◆ **Exercise requirements**: Copy out each line that mentions the word "China".

[Start Input material]

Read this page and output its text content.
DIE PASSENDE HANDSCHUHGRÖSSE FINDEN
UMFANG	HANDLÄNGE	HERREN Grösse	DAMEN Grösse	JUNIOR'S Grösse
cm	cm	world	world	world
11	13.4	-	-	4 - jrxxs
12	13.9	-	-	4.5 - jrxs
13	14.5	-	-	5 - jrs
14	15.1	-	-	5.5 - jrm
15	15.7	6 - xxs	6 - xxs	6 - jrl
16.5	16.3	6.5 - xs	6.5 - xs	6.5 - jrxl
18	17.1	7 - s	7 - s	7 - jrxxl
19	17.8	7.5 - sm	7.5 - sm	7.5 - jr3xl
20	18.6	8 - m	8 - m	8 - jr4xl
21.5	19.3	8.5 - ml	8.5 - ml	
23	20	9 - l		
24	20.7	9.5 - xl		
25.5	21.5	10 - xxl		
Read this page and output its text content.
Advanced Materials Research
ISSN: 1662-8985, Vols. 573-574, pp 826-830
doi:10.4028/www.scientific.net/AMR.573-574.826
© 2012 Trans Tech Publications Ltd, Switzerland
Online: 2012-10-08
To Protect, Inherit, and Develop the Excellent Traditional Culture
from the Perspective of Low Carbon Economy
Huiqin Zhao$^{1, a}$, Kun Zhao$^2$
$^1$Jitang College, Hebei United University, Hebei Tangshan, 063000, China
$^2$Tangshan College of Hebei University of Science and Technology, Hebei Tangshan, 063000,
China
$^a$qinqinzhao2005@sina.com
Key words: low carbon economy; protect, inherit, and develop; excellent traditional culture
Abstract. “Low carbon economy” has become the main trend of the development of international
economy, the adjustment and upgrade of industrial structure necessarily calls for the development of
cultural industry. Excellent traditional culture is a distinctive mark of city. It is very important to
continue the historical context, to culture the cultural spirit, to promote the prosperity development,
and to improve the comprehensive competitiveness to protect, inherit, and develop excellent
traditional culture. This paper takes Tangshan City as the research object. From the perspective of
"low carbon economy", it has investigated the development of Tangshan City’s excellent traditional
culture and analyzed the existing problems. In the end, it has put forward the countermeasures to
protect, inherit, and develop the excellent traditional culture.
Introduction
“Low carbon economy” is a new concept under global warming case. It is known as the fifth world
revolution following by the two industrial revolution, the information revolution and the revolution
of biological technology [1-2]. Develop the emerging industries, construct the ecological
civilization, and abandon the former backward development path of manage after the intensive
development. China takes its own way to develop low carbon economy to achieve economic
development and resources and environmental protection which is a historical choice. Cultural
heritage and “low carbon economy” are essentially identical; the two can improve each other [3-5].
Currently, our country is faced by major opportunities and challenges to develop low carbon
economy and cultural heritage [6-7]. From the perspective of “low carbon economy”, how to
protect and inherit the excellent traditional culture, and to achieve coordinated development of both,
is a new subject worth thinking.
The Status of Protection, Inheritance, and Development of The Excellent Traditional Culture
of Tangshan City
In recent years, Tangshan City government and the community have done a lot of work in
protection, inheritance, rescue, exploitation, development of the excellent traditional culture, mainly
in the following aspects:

[End Input material]

◆ **Worked solution**:
$^1$Jitang College, Hebei United University, Hebei Tangshan, 063000, China
China
development. China takes its own way to develop low carbon economy to achieve economic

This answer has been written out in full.